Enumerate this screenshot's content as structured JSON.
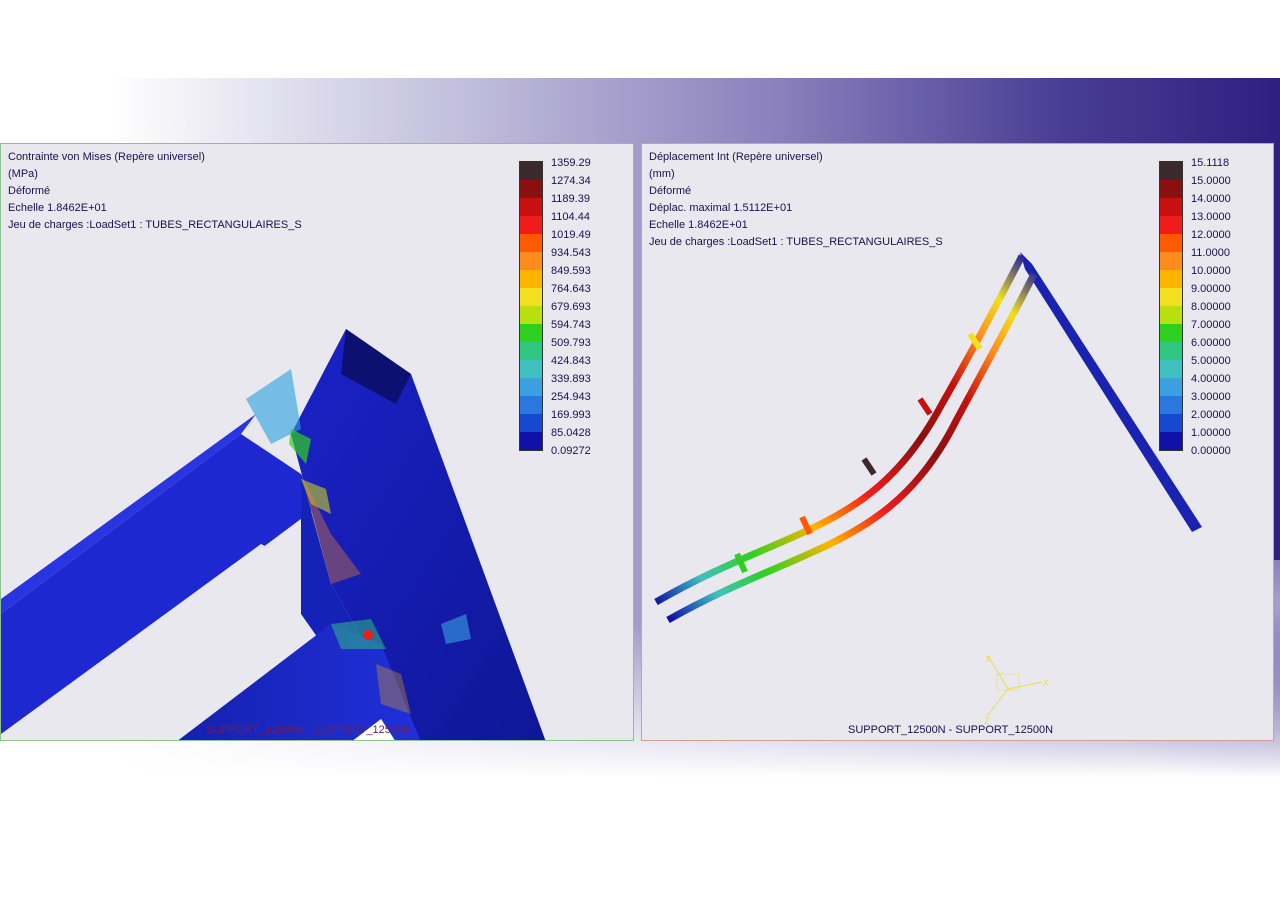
{
  "left_panel": {
    "info": {
      "line1": "Contrainte von Mises (Repère universel)",
      "line2": "(MPa)",
      "line3": "Déformé",
      "line4": "Echelle  1.8462E+01",
      "line5": "Jeu de charges :LoadSet1 :  TUBES_RECTANGULAIRES_S"
    },
    "legend": {
      "values": [
        "1359.29",
        "1274.34",
        "1189.39",
        "1104.44",
        "1019.49",
        "934.543",
        "849.593",
        "764.643",
        "679.693",
        "594.743",
        "509.793",
        "424.843",
        "339.893",
        "254.943",
        "169.993",
        "85.0428",
        "0.09272"
      ]
    },
    "caption": "SUPPORT_12500N - SUPPORT_12500N"
  },
  "right_panel": {
    "info": {
      "line1": "Déplacement Int (Repère universel)",
      "line2": "(mm)",
      "line3": "Déformé",
      "line4": "Déplac. maximal  1.5112E+01",
      "line5": "Echelle  1.8462E+01",
      "line6": "Jeu de charges :LoadSet1 :  TUBES_RECTANGULAIRES_S"
    },
    "legend": {
      "values": [
        "15.1118",
        "15.0000",
        "14.0000",
        "13.0000",
        "12.0000",
        "11.0000",
        "10.0000",
        "9.00000",
        "8.00000",
        "7.00000",
        "6.00000",
        "5.00000",
        "4.00000",
        "3.00000",
        "2.00000",
        "1.00000",
        "0.00000"
      ]
    },
    "caption": "SUPPORT_12500N - SUPPORT_12500N"
  },
  "legend_colors": [
    "#3a2a2a",
    "#8a1010",
    "#c81010",
    "#f01c1c",
    "#ff5a00",
    "#ff8c1a",
    "#ffb400",
    "#f0e020",
    "#b8e010",
    "#30d020",
    "#30c880",
    "#40c0c0",
    "#3aa0e0",
    "#2878e0",
    "#1848d0",
    "#1010a8"
  ],
  "icons": {
    "triad": "coordinate-triad-icon"
  }
}
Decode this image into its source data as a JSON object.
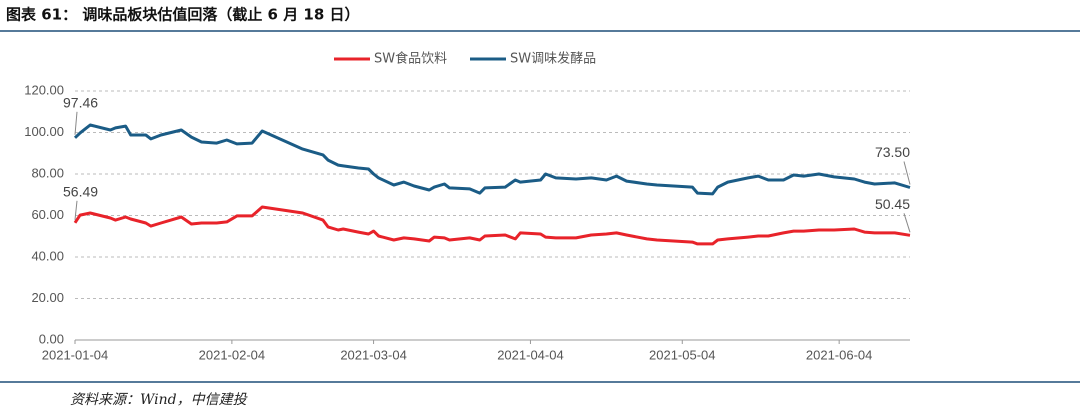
{
  "title": "图表 61：  调味品板块估值回落（截止 6 月 18 日）",
  "source": "资料来源：Wind，中信建投",
  "chart_data": {
    "type": "line",
    "x": [
      "2021-01-04",
      "2021-01-05",
      "2021-01-07",
      "2021-01-11",
      "2021-01-12",
      "2021-01-14",
      "2021-01-15",
      "2021-01-18",
      "2021-01-19",
      "2021-01-21",
      "2021-01-25",
      "2021-01-27",
      "2021-01-29",
      "2021-02-01",
      "2021-02-03",
      "2021-02-05",
      "2021-02-08",
      "2021-02-10",
      "2021-02-18",
      "2021-02-22",
      "2021-02-23",
      "2021-02-25",
      "2021-02-26",
      "2021-03-01",
      "2021-03-03",
      "2021-03-04",
      "2021-03-05",
      "2021-03-08",
      "2021-03-10",
      "2021-03-12",
      "2021-03-15",
      "2021-03-16",
      "2021-03-18",
      "2021-03-19",
      "2021-03-23",
      "2021-03-25",
      "2021-03-26",
      "2021-03-30",
      "2021-04-01",
      "2021-04-02",
      "2021-04-06",
      "2021-04-07",
      "2021-04-09",
      "2021-04-13",
      "2021-04-16",
      "2021-04-19",
      "2021-04-21",
      "2021-04-23",
      "2021-04-27",
      "2021-04-29",
      "2021-05-06",
      "2021-05-07",
      "2021-05-10",
      "2021-05-11",
      "2021-05-13",
      "2021-05-17",
      "2021-05-19",
      "2021-05-21",
      "2021-05-24",
      "2021-05-26",
      "2021-05-28",
      "2021-05-31",
      "2021-06-03",
      "2021-06-07",
      "2021-06-09",
      "2021-06-11",
      "2021-06-15",
      "2021-06-18"
    ],
    "series": [
      {
        "name": "SW食品饮料",
        "color": "#e8232a",
        "values": [
          56.49,
          60.2,
          61.2,
          58.8,
          57.8,
          59.3,
          58.3,
          56.4,
          54.9,
          56.4,
          59.3,
          55.9,
          56.4,
          56.4,
          56.9,
          59.8,
          59.8,
          64.1,
          61.2,
          57.8,
          54.5,
          53.0,
          53.5,
          52.0,
          51.1,
          52.5,
          50.1,
          48.2,
          49.2,
          48.7,
          47.7,
          49.6,
          49.2,
          48.2,
          49.2,
          48.2,
          50.1,
          50.6,
          48.7,
          51.6,
          51.1,
          49.6,
          49.2,
          49.2,
          50.6,
          51.1,
          51.6,
          50.6,
          48.7,
          48.2,
          47.2,
          46.3,
          46.3,
          48.2,
          48.7,
          49.6,
          50.1,
          50.1,
          51.6,
          52.5,
          52.5,
          53.0,
          53.0,
          53.5,
          52.0,
          51.6,
          51.6,
          50.45
        ],
        "value_labels": [
          "56.49",
          null,
          null,
          null,
          null,
          null,
          null,
          null,
          null,
          null,
          null,
          null,
          null,
          null,
          null,
          null,
          null,
          null,
          null,
          null,
          null,
          null,
          null,
          null,
          null,
          null,
          null,
          null,
          null,
          null,
          null,
          null,
          null,
          null,
          null,
          null,
          null,
          null,
          null,
          null,
          null,
          null,
          null,
          null,
          null,
          null,
          null,
          null,
          null,
          null,
          null,
          null,
          null,
          null,
          null,
          null,
          null,
          null,
          null,
          null,
          null,
          null,
          null,
          null,
          null,
          null,
          null,
          "50.45"
        ]
      },
      {
        "name": "SW调味发酵品",
        "color": "#1b5c86",
        "values": [
          97.46,
          99.8,
          103.6,
          101.2,
          102.2,
          103.1,
          98.8,
          98.8,
          96.9,
          98.8,
          101.2,
          97.8,
          95.4,
          94.9,
          96.4,
          94.5,
          94.9,
          100.7,
          92.0,
          89.2,
          86.7,
          84.3,
          83.9,
          82.9,
          82.4,
          80.0,
          78.1,
          74.7,
          76.1,
          74.2,
          72.3,
          73.7,
          75.2,
          73.3,
          72.8,
          70.8,
          73.3,
          73.7,
          77.1,
          76.1,
          77.1,
          80.0,
          78.1,
          77.6,
          78.1,
          77.1,
          79.0,
          76.6,
          75.2,
          74.7,
          73.7,
          70.8,
          70.4,
          73.7,
          76.1,
          78.1,
          79.0,
          77.1,
          77.1,
          79.5,
          79.0,
          80.0,
          78.6,
          77.6,
          76.1,
          75.2,
          75.7,
          73.5
        ],
        "value_labels": [
          "97.46",
          null,
          null,
          null,
          null,
          null,
          null,
          null,
          null,
          null,
          null,
          null,
          null,
          null,
          null,
          null,
          null,
          null,
          null,
          null,
          null,
          null,
          null,
          null,
          null,
          null,
          null,
          null,
          null,
          null,
          null,
          null,
          null,
          null,
          null,
          null,
          null,
          null,
          null,
          null,
          null,
          null,
          null,
          null,
          null,
          null,
          null,
          null,
          null,
          null,
          null,
          null,
          null,
          null,
          null,
          null,
          null,
          null,
          null,
          null,
          null,
          null,
          null,
          null,
          null,
          null,
          null,
          "73.50"
        ]
      }
    ],
    "xlim": [
      "2021-01-04",
      "2021-06-18"
    ],
    "xticks": [
      "2021-01-04",
      "2021-02-04",
      "2021-03-04",
      "2021-04-04",
      "2021-05-04",
      "2021-06-04"
    ],
    "ylim": [
      0,
      120
    ],
    "yticks": [
      {
        "value": 0,
        "label": "0.00"
      },
      {
        "value": 20,
        "label": "20.00"
      },
      {
        "value": 40,
        "label": "40.00"
      },
      {
        "value": 60,
        "label": "60.00"
      },
      {
        "value": 80,
        "label": "80.00"
      },
      {
        "value": 100,
        "label": "100.00"
      },
      {
        "value": 120,
        "label": "120.00"
      }
    ],
    "grid": true,
    "legend": "top"
  }
}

====

● **Task description**
Reproduce each entry precisely, dropping only the pictures.

● **Result**
Enumerate this screenshot's content as structured JSON.
{
  "left_panel": {
    "info": {
      "line1": "Contrainte von Mises (Repère universel)",
      "line2": "(MPa)",
      "line3": "Déformé",
      "line4": "Echelle  1.8462E+01",
      "line5": "Jeu de charges :LoadSet1 :  TUBES_RECTANGULAIRES_S"
    },
    "legend": {
      "values": [
        "1359.29",
        "1274.34",
        "1189.39",
        "1104.44",
        "1019.49",
        "934.543",
        "849.593",
        "764.643",
        "679.693",
        "594.743",
        "509.793",
        "424.843",
        "339.893",
        "254.943",
        "169.993",
        "85.0428",
        "0.09272"
      ]
    },
    "caption": "SUPPORT_12500N - SUPPORT_12500N"
  },
  "right_panel": {
    "info": {
      "line1": "Déplacement Int (Repère universel)",
      "line2": "(mm)",
      "line3": "Déformé",
      "line4": "Déplac. maximal  1.5112E+01",
      "line5": "Echelle  1.8462E+01",
      "line6": "Jeu de charges :LoadSet1 :  TUBES_RECTANGULAIRES_S"
    },
    "legend": {
      "values": [
        "15.1118",
        "15.0000",
        "14.0000",
        "13.0000",
        "12.0000",
        "11.0000",
        "10.0000",
        "9.00000",
        "8.00000",
        "7.00000",
        "6.00000",
        "5.00000",
        "4.00000",
        "3.00000",
        "2.00000",
        "1.00000",
        "0.00000"
      ]
    },
    "caption": "SUPPORT_12500N - SUPPORT_12500N"
  },
  "legend_colors": [
    "#3a2a2a",
    "#8a1010",
    "#c81010",
    "#f01c1c",
    "#ff5a00",
    "#ff8c1a",
    "#ffb400",
    "#f0e020",
    "#b8e010",
    "#30d020",
    "#30c880",
    "#40c0c0",
    "#3aa0e0",
    "#2878e0",
    "#1848d0",
    "#1010a8"
  ],
  "icons": {
    "triad": "coordinate-triad-icon"
  }
}
Decode this image into its source data as a JSON object.
{
  "title": "图表 61：  调味品板块估值回落（截止 6 月 18 日）",
  "source": "资料来源：Wind，中信建投",
  "chart_data": {
    "type": "line",
    "x": [
      "2021-01-04",
      "2021-01-05",
      "2021-01-07",
      "2021-01-11",
      "2021-01-12",
      "2021-01-14",
      "2021-01-15",
      "2021-01-18",
      "2021-01-19",
      "2021-01-21",
      "2021-01-25",
      "2021-01-27",
      "2021-01-29",
      "2021-02-01",
      "2021-02-03",
      "2021-02-05",
      "2021-02-08",
      "2021-02-10",
      "2021-02-18",
      "2021-02-22",
      "2021-02-23",
      "2021-02-25",
      "2021-02-26",
      "2021-03-01",
      "2021-03-03",
      "2021-03-04",
      "2021-03-05",
      "2021-03-08",
      "2021-03-10",
      "2021-03-12",
      "2021-03-15",
      "2021-03-16",
      "2021-03-18",
      "2021-03-19",
      "2021-03-23",
      "2021-03-25",
      "2021-03-26",
      "2021-03-30",
      "2021-04-01",
      "2021-04-02",
      "2021-04-06",
      "2021-04-07",
      "2021-04-09",
      "2021-04-13",
      "2021-04-16",
      "2021-04-19",
      "2021-04-21",
      "2021-04-23",
      "2021-04-27",
      "2021-04-29",
      "2021-05-06",
      "2021-05-07",
      "2021-05-10",
      "2021-05-11",
      "2021-05-13",
      "2021-05-17",
      "2021-05-19",
      "2021-05-21",
      "2021-05-24",
      "2021-05-26",
      "2021-05-28",
      "2021-05-31",
      "2021-06-03",
      "2021-06-07",
      "2021-06-09",
      "2021-06-11",
      "2021-06-15",
      "2021-06-18"
    ],
    "series": [
      {
        "name": "SW食品饮料",
        "color": "#e8232a",
        "values": [
          56.49,
          60.2,
          61.2,
          58.8,
          57.8,
          59.3,
          58.3,
          56.4,
          54.9,
          56.4,
          59.3,
          55.9,
          56.4,
          56.4,
          56.9,
          59.8,
          59.8,
          64.1,
          61.2,
          57.8,
          54.5,
          53.0,
          53.5,
          52.0,
          51.1,
          52.5,
          50.1,
          48.2,
          49.2,
          48.7,
          47.7,
          49.6,
          49.2,
          48.2,
          49.2,
          48.2,
          50.1,
          50.6,
          48.7,
          51.6,
          51.1,
          49.6,
          49.2,
          49.2,
          50.6,
          51.1,
          51.6,
          50.6,
          48.7,
          48.2,
          47.2,
          46.3,
          46.3,
          48.2,
          48.7,
          49.6,
          50.1,
          50.1,
          51.6,
          52.5,
          52.5,
          53.0,
          53.0,
          53.5,
          52.0,
          51.6,
          51.6,
          50.45
        ],
        "value_labels": [
          "56.49",
          null,
          null,
          null,
          null,
          null,
          null,
          null,
          null,
          null,
          null,
          null,
          null,
          null,
          null,
          null,
          null,
          null,
          null,
          null,
          null,
          null,
          null,
          null,
          null,
          null,
          null,
          null,
          null,
          null,
          null,
          null,
          null,
          null,
          null,
          null,
          null,
          null,
          null,
          null,
          null,
          null,
          null,
          null,
          null,
          null,
          null,
          null,
          null,
          null,
          null,
          null,
          null,
          null,
          null,
          null,
          null,
          null,
          null,
          null,
          null,
          null,
          null,
          null,
          null,
          null,
          null,
          "50.45"
        ]
      },
      {
        "name": "SW调味发酵品",
        "color": "#1b5c86",
        "values": [
          97.46,
          99.8,
          103.6,
          101.2,
          102.2,
          103.1,
          98.8,
          98.8,
          96.9,
          98.8,
          101.2,
          97.8,
          95.4,
          94.9,
          96.4,
          94.5,
          94.9,
          100.7,
          92.0,
          89.2,
          86.7,
          84.3,
          83.9,
          82.9,
          82.4,
          80.0,
          78.1,
          74.7,
          76.1,
          74.2,
          72.3,
          73.7,
          75.2,
          73.3,
          72.8,
          70.8,
          73.3,
          73.7,
          77.1,
          76.1,
          77.1,
          80.0,
          78.1,
          77.6,
          78.1,
          77.1,
          79.0,
          76.6,
          75.2,
          74.7,
          73.7,
          70.8,
          70.4,
          73.7,
          76.1,
          78.1,
          79.0,
          77.1,
          77.1,
          79.5,
          79.0,
          80.0,
          78.6,
          77.6,
          76.1,
          75.2,
          75.7,
          73.5
        ],
        "value_labels": [
          "97.46",
          null,
          null,
          null,
          null,
          null,
          null,
          null,
          null,
          null,
          null,
          null,
          null,
          null,
          null,
          null,
          null,
          null,
          null,
          null,
          null,
          null,
          null,
          null,
          null,
          null,
          null,
          null,
          null,
          null,
          null,
          null,
          null,
          null,
          null,
          null,
          null,
          null,
          null,
          null,
          null,
          null,
          null,
          null,
          null,
          null,
          null,
          null,
          null,
          null,
          null,
          null,
          null,
          null,
          null,
          null,
          null,
          null,
          null,
          null,
          null,
          null,
          null,
          null,
          null,
          null,
          null,
          "73.50"
        ]
      }
    ],
    "xlim": [
      "2021-01-04",
      "2021-06-18"
    ],
    "xticks": [
      "2021-01-04",
      "2021-02-04",
      "2021-03-04",
      "2021-04-04",
      "2021-05-04",
      "2021-06-04"
    ],
    "ylim": [
      0,
      120
    ],
    "yticks": [
      {
        "value": 0,
        "label": "0.00"
      },
      {
        "value": 20,
        "label": "20.00"
      },
      {
        "value": 40,
        "label": "40.00"
      },
      {
        "value": 60,
        "label": "60.00"
      },
      {
        "value": 80,
        "label": "80.00"
      },
      {
        "value": 100,
        "label": "100.00"
      },
      {
        "value": 120,
        "label": "120.00"
      }
    ],
    "grid": true,
    "legend": "top"
  }
}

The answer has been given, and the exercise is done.